**Short exercise**
Transcribe precisely those lines of the listing that fall between the line containing "What does this" and the last line, inclusive of both.

**Given information**
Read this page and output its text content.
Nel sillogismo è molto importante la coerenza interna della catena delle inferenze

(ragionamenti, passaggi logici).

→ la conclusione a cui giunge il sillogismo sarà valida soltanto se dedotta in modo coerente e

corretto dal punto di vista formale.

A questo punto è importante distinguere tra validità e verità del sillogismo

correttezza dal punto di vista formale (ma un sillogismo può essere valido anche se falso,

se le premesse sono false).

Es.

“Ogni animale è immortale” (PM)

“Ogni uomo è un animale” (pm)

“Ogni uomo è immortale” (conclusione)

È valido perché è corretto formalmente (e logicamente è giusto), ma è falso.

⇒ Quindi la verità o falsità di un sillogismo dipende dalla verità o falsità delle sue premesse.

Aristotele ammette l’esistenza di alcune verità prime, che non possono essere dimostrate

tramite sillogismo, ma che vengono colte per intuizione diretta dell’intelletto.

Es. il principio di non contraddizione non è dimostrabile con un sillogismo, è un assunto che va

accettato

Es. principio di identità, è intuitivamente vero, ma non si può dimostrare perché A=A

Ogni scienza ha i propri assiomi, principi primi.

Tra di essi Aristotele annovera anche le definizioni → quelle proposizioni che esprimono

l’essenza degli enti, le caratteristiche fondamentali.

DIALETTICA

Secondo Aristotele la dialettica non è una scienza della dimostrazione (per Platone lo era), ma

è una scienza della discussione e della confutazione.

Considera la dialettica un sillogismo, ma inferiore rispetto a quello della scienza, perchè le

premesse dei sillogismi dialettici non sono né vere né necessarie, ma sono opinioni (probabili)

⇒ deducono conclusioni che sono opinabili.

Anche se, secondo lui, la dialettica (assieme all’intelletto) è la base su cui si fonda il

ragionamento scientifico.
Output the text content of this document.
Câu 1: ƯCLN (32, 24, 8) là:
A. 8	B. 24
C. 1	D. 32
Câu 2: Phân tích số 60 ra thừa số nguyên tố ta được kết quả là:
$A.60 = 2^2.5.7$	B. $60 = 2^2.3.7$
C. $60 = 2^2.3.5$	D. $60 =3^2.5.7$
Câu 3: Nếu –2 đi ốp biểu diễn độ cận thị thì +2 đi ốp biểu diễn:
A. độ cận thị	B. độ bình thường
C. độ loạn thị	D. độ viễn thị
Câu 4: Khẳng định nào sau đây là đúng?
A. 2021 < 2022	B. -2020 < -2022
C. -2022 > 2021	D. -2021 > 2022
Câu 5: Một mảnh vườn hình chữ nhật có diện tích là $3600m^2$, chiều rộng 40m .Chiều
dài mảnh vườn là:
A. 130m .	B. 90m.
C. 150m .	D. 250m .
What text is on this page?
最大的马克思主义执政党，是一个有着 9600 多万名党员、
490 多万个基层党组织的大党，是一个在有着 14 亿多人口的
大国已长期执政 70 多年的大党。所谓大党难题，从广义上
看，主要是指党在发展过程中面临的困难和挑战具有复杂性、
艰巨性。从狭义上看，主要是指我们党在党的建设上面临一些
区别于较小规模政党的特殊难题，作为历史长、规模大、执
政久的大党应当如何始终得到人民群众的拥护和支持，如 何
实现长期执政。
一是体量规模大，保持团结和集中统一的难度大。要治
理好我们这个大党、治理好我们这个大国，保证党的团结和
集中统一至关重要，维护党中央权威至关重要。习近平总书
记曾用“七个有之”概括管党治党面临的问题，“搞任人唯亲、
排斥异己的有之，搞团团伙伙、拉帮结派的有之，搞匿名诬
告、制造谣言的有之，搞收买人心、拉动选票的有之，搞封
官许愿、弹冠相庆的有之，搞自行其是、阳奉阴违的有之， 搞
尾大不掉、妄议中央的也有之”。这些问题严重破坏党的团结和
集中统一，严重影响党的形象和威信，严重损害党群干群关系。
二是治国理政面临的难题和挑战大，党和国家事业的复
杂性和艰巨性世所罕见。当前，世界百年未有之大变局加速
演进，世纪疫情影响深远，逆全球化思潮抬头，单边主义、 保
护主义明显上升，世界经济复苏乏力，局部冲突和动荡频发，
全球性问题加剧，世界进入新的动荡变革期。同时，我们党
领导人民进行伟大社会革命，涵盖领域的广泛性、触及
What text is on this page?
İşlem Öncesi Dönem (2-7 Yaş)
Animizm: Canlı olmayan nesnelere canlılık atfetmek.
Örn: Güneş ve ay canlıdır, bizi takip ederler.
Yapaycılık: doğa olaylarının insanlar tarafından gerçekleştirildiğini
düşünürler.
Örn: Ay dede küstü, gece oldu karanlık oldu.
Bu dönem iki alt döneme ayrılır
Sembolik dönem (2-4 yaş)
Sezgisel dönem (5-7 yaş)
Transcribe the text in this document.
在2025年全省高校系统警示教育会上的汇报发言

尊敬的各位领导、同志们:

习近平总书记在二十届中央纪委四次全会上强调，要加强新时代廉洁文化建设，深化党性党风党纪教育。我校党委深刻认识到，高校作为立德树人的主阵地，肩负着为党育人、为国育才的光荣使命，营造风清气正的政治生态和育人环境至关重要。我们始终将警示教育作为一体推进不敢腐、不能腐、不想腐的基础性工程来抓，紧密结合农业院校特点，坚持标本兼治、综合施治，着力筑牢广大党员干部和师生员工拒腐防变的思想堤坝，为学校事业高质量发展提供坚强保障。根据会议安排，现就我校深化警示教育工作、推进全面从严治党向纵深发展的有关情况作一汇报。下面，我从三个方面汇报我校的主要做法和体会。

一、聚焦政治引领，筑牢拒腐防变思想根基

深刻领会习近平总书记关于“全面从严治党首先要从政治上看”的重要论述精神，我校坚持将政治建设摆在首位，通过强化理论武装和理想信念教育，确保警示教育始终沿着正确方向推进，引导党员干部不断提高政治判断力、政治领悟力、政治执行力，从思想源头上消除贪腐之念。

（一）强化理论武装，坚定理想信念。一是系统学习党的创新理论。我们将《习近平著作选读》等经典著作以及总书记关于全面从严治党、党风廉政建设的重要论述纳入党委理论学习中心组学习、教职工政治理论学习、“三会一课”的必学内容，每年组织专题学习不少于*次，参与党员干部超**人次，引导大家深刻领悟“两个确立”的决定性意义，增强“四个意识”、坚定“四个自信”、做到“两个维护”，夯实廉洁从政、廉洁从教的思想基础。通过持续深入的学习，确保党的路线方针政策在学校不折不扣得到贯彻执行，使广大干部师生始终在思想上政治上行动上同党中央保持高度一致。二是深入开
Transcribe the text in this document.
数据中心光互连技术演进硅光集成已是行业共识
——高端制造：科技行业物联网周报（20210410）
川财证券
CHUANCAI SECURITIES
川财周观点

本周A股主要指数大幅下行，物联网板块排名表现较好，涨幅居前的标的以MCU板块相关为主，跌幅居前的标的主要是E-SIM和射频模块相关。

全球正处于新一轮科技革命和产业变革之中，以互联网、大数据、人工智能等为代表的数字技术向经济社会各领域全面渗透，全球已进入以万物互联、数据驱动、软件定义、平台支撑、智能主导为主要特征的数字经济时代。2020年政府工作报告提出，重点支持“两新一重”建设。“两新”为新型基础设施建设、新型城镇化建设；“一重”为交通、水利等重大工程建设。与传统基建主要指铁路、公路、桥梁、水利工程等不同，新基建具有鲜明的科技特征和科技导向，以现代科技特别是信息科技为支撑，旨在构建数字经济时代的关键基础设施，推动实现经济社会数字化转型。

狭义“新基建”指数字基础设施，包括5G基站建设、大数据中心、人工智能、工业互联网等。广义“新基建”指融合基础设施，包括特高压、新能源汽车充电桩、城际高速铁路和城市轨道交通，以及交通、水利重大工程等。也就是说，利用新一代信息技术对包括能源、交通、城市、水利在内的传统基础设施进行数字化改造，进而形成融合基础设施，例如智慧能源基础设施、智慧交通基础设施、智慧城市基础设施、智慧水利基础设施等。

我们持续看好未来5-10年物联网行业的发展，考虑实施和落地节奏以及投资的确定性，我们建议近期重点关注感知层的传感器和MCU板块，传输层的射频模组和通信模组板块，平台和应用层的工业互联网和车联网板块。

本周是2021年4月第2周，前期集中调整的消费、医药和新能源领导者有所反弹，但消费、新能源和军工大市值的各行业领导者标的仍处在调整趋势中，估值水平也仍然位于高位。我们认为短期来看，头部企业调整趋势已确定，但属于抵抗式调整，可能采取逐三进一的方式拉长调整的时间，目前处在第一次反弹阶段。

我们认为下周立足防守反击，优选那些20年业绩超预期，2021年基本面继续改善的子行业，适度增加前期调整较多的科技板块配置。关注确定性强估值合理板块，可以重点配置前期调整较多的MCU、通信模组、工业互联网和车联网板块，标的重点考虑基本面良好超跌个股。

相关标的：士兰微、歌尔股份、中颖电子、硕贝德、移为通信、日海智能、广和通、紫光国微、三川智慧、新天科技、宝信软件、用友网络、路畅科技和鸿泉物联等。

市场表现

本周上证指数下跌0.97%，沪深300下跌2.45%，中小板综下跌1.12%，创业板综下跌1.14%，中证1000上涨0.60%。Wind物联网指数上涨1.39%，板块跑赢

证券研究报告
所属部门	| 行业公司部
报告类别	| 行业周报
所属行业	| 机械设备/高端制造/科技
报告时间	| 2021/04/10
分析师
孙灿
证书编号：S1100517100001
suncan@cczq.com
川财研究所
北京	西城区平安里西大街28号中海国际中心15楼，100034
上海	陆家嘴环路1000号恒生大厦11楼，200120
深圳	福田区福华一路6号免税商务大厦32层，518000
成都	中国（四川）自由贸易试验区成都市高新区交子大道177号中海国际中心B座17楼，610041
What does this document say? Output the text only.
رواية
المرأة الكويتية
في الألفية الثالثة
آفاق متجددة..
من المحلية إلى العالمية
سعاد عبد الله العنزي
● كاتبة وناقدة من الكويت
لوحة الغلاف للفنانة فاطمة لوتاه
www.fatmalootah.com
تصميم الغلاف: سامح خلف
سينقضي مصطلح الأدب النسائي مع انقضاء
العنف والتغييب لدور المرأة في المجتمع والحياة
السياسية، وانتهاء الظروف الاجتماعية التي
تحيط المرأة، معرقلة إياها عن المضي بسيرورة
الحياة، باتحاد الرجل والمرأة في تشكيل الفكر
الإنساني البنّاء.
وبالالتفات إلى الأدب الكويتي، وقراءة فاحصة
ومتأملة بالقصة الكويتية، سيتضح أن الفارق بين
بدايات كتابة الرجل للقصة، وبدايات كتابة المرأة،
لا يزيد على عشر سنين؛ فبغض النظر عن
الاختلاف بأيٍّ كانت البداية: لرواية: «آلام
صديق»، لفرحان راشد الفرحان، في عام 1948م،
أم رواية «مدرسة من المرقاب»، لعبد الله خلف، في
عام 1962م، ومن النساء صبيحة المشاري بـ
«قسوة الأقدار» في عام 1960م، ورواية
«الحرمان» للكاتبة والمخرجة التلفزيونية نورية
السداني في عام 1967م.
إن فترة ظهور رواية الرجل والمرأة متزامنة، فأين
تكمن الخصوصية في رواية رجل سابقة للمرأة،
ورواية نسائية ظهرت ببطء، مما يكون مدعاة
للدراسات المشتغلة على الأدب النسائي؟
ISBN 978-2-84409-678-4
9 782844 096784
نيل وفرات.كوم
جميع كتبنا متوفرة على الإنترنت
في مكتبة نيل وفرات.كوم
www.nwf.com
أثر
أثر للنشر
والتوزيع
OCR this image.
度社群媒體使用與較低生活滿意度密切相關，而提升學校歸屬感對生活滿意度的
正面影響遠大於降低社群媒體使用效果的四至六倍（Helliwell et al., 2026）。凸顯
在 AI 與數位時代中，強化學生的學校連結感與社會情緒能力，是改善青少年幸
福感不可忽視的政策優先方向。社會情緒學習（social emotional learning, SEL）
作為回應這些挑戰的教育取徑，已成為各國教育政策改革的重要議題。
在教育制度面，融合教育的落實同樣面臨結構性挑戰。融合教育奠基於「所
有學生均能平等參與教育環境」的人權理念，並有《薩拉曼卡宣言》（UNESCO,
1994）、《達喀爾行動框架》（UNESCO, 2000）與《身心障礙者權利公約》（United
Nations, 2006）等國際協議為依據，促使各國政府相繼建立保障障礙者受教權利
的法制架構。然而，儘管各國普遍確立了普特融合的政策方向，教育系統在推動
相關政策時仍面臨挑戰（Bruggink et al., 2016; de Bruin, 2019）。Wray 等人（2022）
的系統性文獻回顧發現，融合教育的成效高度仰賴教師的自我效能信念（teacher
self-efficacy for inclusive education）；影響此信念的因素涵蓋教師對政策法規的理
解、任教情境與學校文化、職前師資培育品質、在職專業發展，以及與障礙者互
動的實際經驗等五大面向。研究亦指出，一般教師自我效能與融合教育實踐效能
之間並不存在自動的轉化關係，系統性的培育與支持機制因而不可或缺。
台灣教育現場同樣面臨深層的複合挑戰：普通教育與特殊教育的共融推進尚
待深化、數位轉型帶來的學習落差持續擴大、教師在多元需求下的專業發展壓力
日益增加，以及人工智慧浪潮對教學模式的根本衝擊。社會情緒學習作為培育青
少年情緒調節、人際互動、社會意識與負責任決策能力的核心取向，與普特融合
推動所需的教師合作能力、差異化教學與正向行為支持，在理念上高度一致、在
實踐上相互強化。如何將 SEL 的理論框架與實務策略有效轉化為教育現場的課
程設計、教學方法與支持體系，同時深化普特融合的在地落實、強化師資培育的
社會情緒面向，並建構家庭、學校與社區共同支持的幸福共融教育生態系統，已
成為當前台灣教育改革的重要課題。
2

**Task response**
What does this document say? Output the text only.
رواية
المرأة الكويتية
في الألفية الثالثة
آفاق متجددة..
من المحلية إلى العالمية
سعاد عبد الله العنزي
● كاتبة وناقدة من الكويت
لوحة الغلاف للفنانة فاطمة لوتاه
www.fatmalootah.com
تصميم الغلاف: سامح خلف
سينقضي مصطلح الأدب النسائي مع انقضاء
العنف والتغييب لدور المرأة في المجتمع والحياة
السياسية، وانتهاء الظروف الاجتماعية التي
تحيط المرأة، معرقلة إياها عن المضي بسيرورة
الحياة، باتحاد الرجل والمرأة في تشكيل الفكر
الإنساني البنّاء.
وبالالتفات إلى الأدب الكويتي، وقراءة فاحصة
ومتأملة بالقصة الكويتية، سيتضح أن الفارق بين
بدايات كتابة الرجل للقصة، وبدايات كتابة المرأة،
لا يزيد على عشر سنين؛ فبغض النظر عن
الاختلاف بأيٍّ كانت البداية: لرواية: «آلام
صديق»، لفرحان راشد الفرحان، في عام 1948م،
أم رواية «مدرسة من المرقاب»، لعبد الله خلف، في
عام 1962م، ومن النساء صبيحة المشاري بـ
«قسوة الأقدار» في عام 1960م، ورواية
«الحرمان» للكاتبة والمخرجة التلفزيونية نورية
السداني في عام 1967م.
إن فترة ظهور رواية الرجل والمرأة متزامنة، فأين
تكمن الخصوصية في رواية رجل سابقة للمرأة،
ورواية نسائية ظهرت ببطء، مما يكون مدعاة
للدراسات المشتغلة على الأدب النسائي؟
ISBN 978-2-84409-678-4
9 782844 096784
نيل وفرات.كوم
جميع كتبنا متوفرة على الإنترنت
في مكتبة نيل وفرات.كوم
www.nwf.com
أثر
أثر للنشر
والتوزيع
OCR this image.
度社群媒體使用與較低生活滿意度密切相關，而提升學校歸屬感對生活滿意度的
正面影響遠大於降低社群媒體使用效果的四至六倍（Helliwell et al., 2026）。凸顯
在 AI 與數位時代中，強化學生的學校連結感與社會情緒能力，是改善青少年幸
福感不可忽視的政策優先方向。社會情緒學習（social emotional learning, SEL）
作為回應這些挑戰的教育取徑，已成為各國教育政策改革的重要議題。
在教育制度面，融合教育的落實同樣面臨結構性挑戰。融合教育奠基於「所
有學生均能平等參與教育環境」的人權理念，並有《薩拉曼卡宣言》（UNESCO,
1994）、《達喀爾行動框架》（UNESCO, 2000）與《身心障礙者權利公約》（United
Nations, 2006）等國際協議為依據，促使各國政府相繼建立保障障礙者受教權利
的法制架構。然而，儘管各國普遍確立了普特融合的政策方向，教育系統在推動
相關政策時仍面臨挑戰（Bruggink et al., 2016; de Bruin, 2019）。Wray 等人（2022）
的系統性文獻回顧發現，融合教育的成效高度仰賴教師的自我效能信念（teacher
self-efficacy for inclusive education）；影響此信念的因素涵蓋教師對政策法規的理
解、任教情境與學校文化、職前師資培育品質、在職專業發展，以及與障礙者互
動的實際經驗等五大面向。研究亦指出，一般教師自我效能與融合教育實踐效能
之間並不存在自動的轉化關係，系統性的培育與支持機制因而不可或缺。
台灣教育現場同樣面臨深層的複合挑戰：普通教育與特殊教育的共融推進尚
待深化、數位轉型帶來的學習落差持續擴大、教師在多元需求下的專業發展壓力
日益增加，以及人工智慧浪潮對教學模式的根本衝擊。社會情緒學習作為培育青
少年情緒調節、人際互動、社會意識與負責任決策能力的核心取向，與普特融合
推動所需的教師合作能力、差異化教學與正向行為支持，在理念上高度一致、在
實踐上相互強化。如何將 SEL 的理論框架與實務策略有效轉化為教育現場的課
程設計、教學方法與支持體系，同時深化普特融合的在地落實、強化師資培育的
社會情緒面向，並建構家庭、學校與社區共同支持的幸福共融教育生態系統，已
成為當前台灣教育改革的重要課題。
2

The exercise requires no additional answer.